**Task instructions**:
Locate the lines that hold the string "title". Copy every such line.

(A block of data)

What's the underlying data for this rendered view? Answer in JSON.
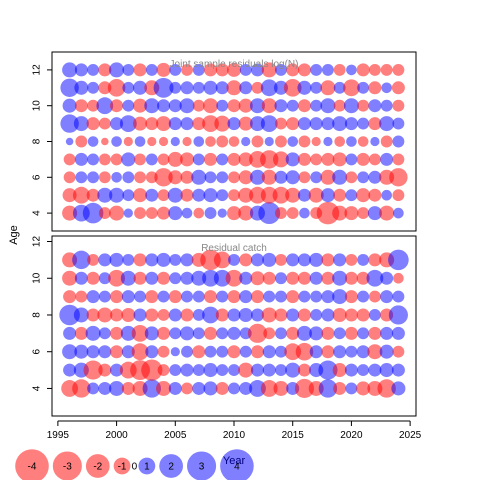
{
  "chart_data": {
    "type": "scatter",
    "ylabel": "Age",
    "xlabel": "Year",
    "x_ticks": [
      1995,
      2000,
      2005,
      2010,
      2015,
      2020,
      2025
    ],
    "xlim": [
      1994.5,
      2025.5
    ],
    "colors": {
      "positive": "#0000ff",
      "negative": "#ff0000"
    },
    "panels": [
      {
        "title": "Joint sample residuals log(N)",
        "ages": [
          4,
          5,
          6,
          7,
          8,
          9,
          10,
          11,
          12
        ],
        "ylim": [
          3.0,
          13.0
        ],
        "y_ticks": [
          4,
          6,
          8,
          10,
          12
        ],
        "years": [
          1996,
          1997,
          1998,
          1999,
          2000,
          2001,
          2002,
          2003,
          2004,
          2005,
          2006,
          2007,
          2008,
          2009,
          2010,
          2011,
          2012,
          2013,
          2014,
          2015,
          2016,
          2017,
          2018,
          2019,
          2020,
          2021,
          2022,
          2023,
          2024
        ],
        "residuals": [
          [
            -0.8,
            1.0,
            1.5,
            -0.5,
            -0.8,
            0.3,
            -0.5,
            -0.5,
            -0.6,
            0.7,
            0.4,
            -0.4,
            0.5,
            0.3,
            -0.7,
            -0.8,
            0.8,
            1.7,
            -0.5,
            -0.5,
            0.4,
            -0.5,
            -1.8,
            -0.8,
            -0.7,
            -0.5,
            0.7,
            -0.8,
            0.4
          ],
          [
            -0.7,
            -1.0,
            -0.6,
            0.8,
            0.8,
            0.5,
            -0.7,
            0.6,
            -0.5,
            0.8,
            -0.6,
            0.6,
            0.7,
            0.5,
            -0.5,
            -0.8,
            -1.0,
            -1.0,
            -1.0,
            -0.8,
            0.6,
            -0.8,
            0.7,
            -0.6,
            0.5,
            -0.7,
            -0.6,
            0.4,
            -0.5
          ],
          [
            -0.5,
            0.5,
            0.5,
            -0.5,
            0.4,
            0.5,
            -0.5,
            -0.5,
            -1.2,
            -0.7,
            -0.6,
            0.8,
            0.5,
            0.5,
            -0.5,
            -0.7,
            0.8,
            -0.8,
            0.6,
            0.7,
            -0.5,
            0.5,
            -0.8,
            0.8,
            -0.5,
            0.5,
            0.6,
            -0.8,
            -1.2
          ],
          [
            -0.5,
            0.6,
            0.5,
            -0.5,
            -0.5,
            0.7,
            -0.5,
            0.5,
            -0.5,
            -0.8,
            -0.7,
            0.5,
            -0.6,
            0.5,
            -0.6,
            -0.7,
            -1.0,
            -1.2,
            -0.9,
            0.7,
            -0.6,
            -0.5,
            -0.6,
            -0.7,
            0.5,
            -0.6,
            -0.5,
            0.6,
            -0.5
          ],
          [
            0.2,
            -0.5,
            0.4,
            -0.2,
            0.4,
            -0.3,
            0.4,
            -0.3,
            -0.3,
            0.3,
            -0.3,
            0.4,
            -0.4,
            -0.5,
            -0.4,
            0.3,
            -0.5,
            0.3,
            -0.5,
            0.4,
            -0.5,
            -0.3,
            0.3,
            -0.4,
            0.4,
            -0.4,
            0.3,
            -0.5,
            0.5
          ],
          [
            1.2,
            0.8,
            -0.6,
            -0.5,
            0.6,
            1.0,
            -0.7,
            -0.6,
            -0.8,
            0.6,
            0.6,
            -0.6,
            -1.0,
            -0.9,
            0.6,
            -0.7,
            0.8,
            1.0,
            -0.5,
            -0.6,
            0.6,
            0.6,
            0.6,
            0.8,
            0.6,
            0.5,
            -0.6,
            0.8,
            0.5
          ],
          [
            0.7,
            -0.6,
            -0.5,
            1.0,
            -0.6,
            0.5,
            -0.7,
            0.8,
            0.6,
            0.6,
            0.8,
            -0.5,
            -0.8,
            0.5,
            -0.6,
            -0.7,
            0.8,
            -0.8,
            0.6,
            0.5,
            -0.6,
            0.5,
            0.8,
            -0.5,
            0.8,
            -0.5,
            0.6,
            0.5,
            -0.5
          ],
          [
            1.2,
            0.7,
            0.5,
            -0.6,
            -1.1,
            0.5,
            0.7,
            -0.8,
            1.4,
            0.5,
            0.6,
            0.5,
            0.7,
            0.6,
            -0.8,
            0.6,
            -0.5,
            1.0,
            0.7,
            -1.1,
            0.7,
            0.5,
            -0.8,
            0.5,
            -1.0,
            0.5,
            -0.6,
            0.4,
            -0.6
          ],
          [
            0.8,
            0.6,
            0.5,
            -0.6,
            0.8,
            0.5,
            -0.6,
            0.5,
            -0.7,
            0.5,
            -0.5,
            0.5,
            -0.6,
            -0.6,
            -0.7,
            0.5,
            0.6,
            -0.8,
            0.5,
            -0.6,
            -0.6,
            0.5,
            0.5,
            -0.5,
            0.4,
            -0.6,
            -0.5,
            -0.5,
            -0.5
          ]
        ]
      },
      {
        "title": "Residual catch",
        "ages": [
          4,
          5,
          6,
          7,
          8,
          9,
          10,
          11
        ],
        "ylim": [
          2.5,
          12.3
        ],
        "y_ticks": [
          4,
          6,
          8,
          10,
          12
        ],
        "years": [
          1996,
          1997,
          1998,
          1999,
          2000,
          2001,
          2002,
          2003,
          2004,
          2005,
          2006,
          2007,
          2008,
          2009,
          2010,
          2011,
          2012,
          2013,
          2014,
          2015,
          2016,
          2017,
          2018,
          2019,
          2020,
          2021,
          2022,
          2023,
          2024
        ],
        "residuals": [
          [
            -1.0,
            -1.2,
            0.5,
            0.6,
            0.8,
            -0.6,
            -0.8,
            1.2,
            -0.8,
            0.6,
            -0.5,
            0.6,
            0.7,
            -0.6,
            0.5,
            0.6,
            1.0,
            -1.0,
            -0.8,
            0.6,
            -1.3,
            -0.8,
            1.2,
            -0.6,
            0.5,
            -0.7,
            -0.8,
            -1.2,
            0.7
          ],
          [
            0.6,
            0.8,
            -1.3,
            -0.6,
            0.6,
            -1.0,
            -1.4,
            -1.6,
            -0.5,
            0.5,
            0.6,
            0.5,
            0.7,
            0.5,
            0.5,
            -0.8,
            0.6,
            0.6,
            0.5,
            0.8,
            -0.6,
            0.7,
            1.3,
            -0.7,
            0.6,
            0.5,
            0.6,
            0.7,
            0.6
          ],
          [
            0.8,
            0.7,
            0.6,
            0.6,
            -0.6,
            0.6,
            -1.0,
            0.6,
            -0.5,
            0.3,
            0.5,
            -0.6,
            0.5,
            0.5,
            -0.6,
            0.5,
            -0.6,
            0.6,
            0.5,
            -1.0,
            -1.1,
            0.6,
            -0.6,
            0.6,
            0.5,
            0.6,
            -0.8,
            0.7,
            -0.5
          ],
          [
            0.6,
            -0.6,
            0.8,
            0.5,
            -0.6,
            0.8,
            -1.0,
            0.7,
            -0.6,
            0.5,
            0.7,
            0.5,
            -0.6,
            0.5,
            0.6,
            0.5,
            -1.3,
            -0.5,
            0.5,
            -0.6,
            0.8,
            0.7,
            -0.6,
            0.5,
            -0.6,
            0.5,
            -0.6,
            0.6,
            0.6
          ],
          [
            1.5,
            0.8,
            -0.6,
            -0.8,
            -0.6,
            -0.7,
            0.6,
            -0.6,
            -0.5,
            0.6,
            -0.6,
            0.5,
            1.0,
            -0.6,
            0.6,
            0.7,
            0.6,
            -0.8,
            -0.6,
            0.6,
            -0.6,
            0.5,
            0.6,
            -0.7,
            -0.6,
            -0.6,
            0.5,
            -0.6,
            1.3
          ],
          [
            -0.6,
            -0.5,
            0.6,
            0.5,
            -0.6,
            0.6,
            0.5,
            -0.6,
            0.5,
            -0.6,
            0.5,
            0.5,
            -0.6,
            0.5,
            -0.6,
            0.6,
            -0.6,
            0.5,
            0.5,
            -0.6,
            0.5,
            0.5,
            0.6,
            0.8,
            -0.6,
            0.5,
            -0.5,
            0.6,
            0.5
          ],
          [
            -0.8,
            0.6,
            -0.6,
            0.5,
            -1.0,
            0.8,
            -0.6,
            0.6,
            -0.6,
            0.5,
            0.6,
            0.8,
            1.0,
            1.0,
            -1.0,
            0.6,
            -0.7,
            -0.6,
            0.5,
            -0.6,
            -0.6,
            0.6,
            -0.6,
            0.8,
            -0.6,
            -0.6,
            1.0,
            0.6,
            -0.4
          ],
          [
            -0.8,
            1.2,
            -0.5,
            0.6,
            0.7,
            0.5,
            -0.6,
            0.6,
            0.7,
            0.5,
            0.6,
            -0.7,
            -1.5,
            -1.0,
            0.5,
            -0.6,
            0.6,
            0.7,
            -0.5,
            0.6,
            0.6,
            0.7,
            -0.6,
            0.6,
            -0.5,
            0.5,
            -0.6,
            -0.8,
            1.5
          ]
        ]
      }
    ],
    "legend": {
      "placement": "bottom-left",
      "values": [
        -4,
        -3,
        -2,
        -1,
        0,
        1,
        2,
        3,
        4
      ]
    }
  }
}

**Result below**:
        "title": "Joint sample residuals log(N)",
        "title": "Residual catch",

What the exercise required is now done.